- INPUT DATA:
+ + +

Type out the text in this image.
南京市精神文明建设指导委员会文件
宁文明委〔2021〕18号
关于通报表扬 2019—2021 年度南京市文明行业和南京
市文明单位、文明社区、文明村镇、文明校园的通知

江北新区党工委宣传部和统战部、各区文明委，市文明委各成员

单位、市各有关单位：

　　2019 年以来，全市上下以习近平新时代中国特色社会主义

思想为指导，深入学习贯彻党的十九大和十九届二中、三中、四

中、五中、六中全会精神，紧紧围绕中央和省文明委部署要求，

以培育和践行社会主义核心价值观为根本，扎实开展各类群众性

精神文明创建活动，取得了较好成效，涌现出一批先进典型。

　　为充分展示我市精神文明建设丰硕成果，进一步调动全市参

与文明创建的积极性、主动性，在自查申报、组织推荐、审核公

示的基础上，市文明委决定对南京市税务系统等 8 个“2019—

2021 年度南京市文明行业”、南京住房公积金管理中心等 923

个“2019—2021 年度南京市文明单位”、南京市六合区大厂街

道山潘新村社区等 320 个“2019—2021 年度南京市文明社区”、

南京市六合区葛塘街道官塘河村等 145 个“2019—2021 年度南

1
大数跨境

+ + +

- EXERCISE GOAL:
Reproduce the material above exactly; please quote every line of it.

- ANSWER BELOW:
Type out the text in this image.
南京市精神文明建设指导委员会文件
宁文明委〔2021〕18号
关于通报表扬 2019—2021 年度南京市文明行业和南京
市文明单位、文明社区、文明村镇、文明校园的通知

江北新区党工委宣传部和统战部、各区文明委，市文明委各成员

单位、市各有关单位：

　　2019 年以来，全市上下以习近平新时代中国特色社会主义

思想为指导，深入学习贯彻党的十九大和十九届二中、三中、四

中、五中、六中全会精神，紧紧围绕中央和省文明委部署要求，

以培育和践行社会主义核心价值观为根本，扎实开展各类群众性

精神文明创建活动，取得了较好成效，涌现出一批先进典型。

　　为充分展示我市精神文明建设丰硕成果，进一步调动全市参

与文明创建的积极性、主动性，在自查申报、组织推荐、审核公

示的基础上，市文明委决定对南京市税务系统等 8 个“2019—

2021 年度南京市文明行业”、南京住房公积金管理中心等 923

个“2019—2021 年度南京市文明单位”、南京市六合区大厂街

道山潘新村社区等 320 个“2019—2021 年度南京市文明社区”、

南京市六合区葛塘街道官塘河村等 145 个“2019—2021 年度南

1
大数跨境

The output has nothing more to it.